>> Start

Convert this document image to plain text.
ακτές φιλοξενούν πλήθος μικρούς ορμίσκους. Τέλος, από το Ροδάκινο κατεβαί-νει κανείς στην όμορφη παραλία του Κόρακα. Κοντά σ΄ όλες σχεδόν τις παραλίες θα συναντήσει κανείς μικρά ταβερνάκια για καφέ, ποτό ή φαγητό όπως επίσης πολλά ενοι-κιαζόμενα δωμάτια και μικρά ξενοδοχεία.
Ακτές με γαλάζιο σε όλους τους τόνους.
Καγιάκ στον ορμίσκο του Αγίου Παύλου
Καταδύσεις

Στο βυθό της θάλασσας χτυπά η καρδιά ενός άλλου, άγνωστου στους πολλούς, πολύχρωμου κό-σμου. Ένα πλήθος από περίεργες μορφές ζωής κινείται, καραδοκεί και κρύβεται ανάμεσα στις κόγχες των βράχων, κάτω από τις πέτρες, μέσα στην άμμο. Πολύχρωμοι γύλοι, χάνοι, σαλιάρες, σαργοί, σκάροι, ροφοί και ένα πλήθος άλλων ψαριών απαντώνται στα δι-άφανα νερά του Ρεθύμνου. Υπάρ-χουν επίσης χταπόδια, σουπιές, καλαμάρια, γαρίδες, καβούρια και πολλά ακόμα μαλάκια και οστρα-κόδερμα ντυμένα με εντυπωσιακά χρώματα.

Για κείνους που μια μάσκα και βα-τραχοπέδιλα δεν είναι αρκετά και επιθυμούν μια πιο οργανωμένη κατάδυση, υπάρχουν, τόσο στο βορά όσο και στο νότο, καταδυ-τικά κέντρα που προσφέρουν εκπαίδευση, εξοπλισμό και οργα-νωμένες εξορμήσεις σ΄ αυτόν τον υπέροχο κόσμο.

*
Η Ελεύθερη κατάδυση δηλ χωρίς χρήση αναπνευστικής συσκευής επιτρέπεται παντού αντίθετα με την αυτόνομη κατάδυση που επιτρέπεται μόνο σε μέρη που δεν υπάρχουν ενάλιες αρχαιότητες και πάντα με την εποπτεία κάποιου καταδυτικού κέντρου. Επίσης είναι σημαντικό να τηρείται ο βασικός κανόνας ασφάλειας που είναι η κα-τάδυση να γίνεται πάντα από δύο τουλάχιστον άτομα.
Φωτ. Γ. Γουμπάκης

>> End

REQUIREMENTS: Please output every record, keeping each line exact.

SOLUTION FOR THIS PROBLEM:
Convert this document image to plain text.
ακτές φιλοξενούν πλήθος μικρούς ορμίσκους. Τέλος, από το Ροδάκινο κατεβαί-νει κανείς στην όμορφη παραλία του Κόρακα. Κοντά σ΄ όλες σχεδόν τις παραλίες θα συναντήσει κανείς μικρά ταβερνάκια για καφέ, ποτό ή φαγητό όπως επίσης πολλά ενοι-κιαζόμενα δωμάτια και μικρά ξενοδοχεία.
Ακτές με γαλάζιο σε όλους τους τόνους.
Καγιάκ στον ορμίσκο του Αγίου Παύλου
Καταδύσεις

Στο βυθό της θάλασσας χτυπά η καρδιά ενός άλλου, άγνωστου στους πολλούς, πολύχρωμου κό-σμου. Ένα πλήθος από περίεργες μορφές ζωής κινείται, καραδοκεί και κρύβεται ανάμεσα στις κόγχες των βράχων, κάτω από τις πέτρες, μέσα στην άμμο. Πολύχρωμοι γύλοι, χάνοι, σαλιάρες, σαργοί, σκάροι, ροφοί και ένα πλήθος άλλων ψαριών απαντώνται στα δι-άφανα νερά του Ρεθύμνου. Υπάρ-χουν επίσης χταπόδια, σουπιές, καλαμάρια, γαρίδες, καβούρια και πολλά ακόμα μαλάκια και οστρα-κόδερμα ντυμένα με εντυπωσιακά χρώματα.

Για κείνους που μια μάσκα και βα-τραχοπέδιλα δεν είναι αρκετά και επιθυμούν μια πιο οργανωμένη κατάδυση, υπάρχουν, τόσο στο βορά όσο και στο νότο, καταδυ-τικά κέντρα που προσφέρουν εκπαίδευση, εξοπλισμό και οργα-νωμένες εξορμήσεις σ΄ αυτόν τον υπέροχο κόσμο.

*
Η Ελεύθερη κατάδυση δηλ χωρίς χρήση αναπνευστικής συσκευής επιτρέπεται παντού αντίθετα με την αυτόνομη κατάδυση που επιτρέπεται μόνο σε μέρη που δεν υπάρχουν ενάλιες αρχαιότητες και πάντα με την εποπτεία κάποιου καταδυτικού κέντρου. Επίσης είναι σημαντικό να τηρείται ο βασικός κανόνας ασφάλειας που είναι η κα-τάδυση να γίνεται πάντα από δύο τουλάχιστον άτομα.
Φωτ. Γ. Γουμπάκης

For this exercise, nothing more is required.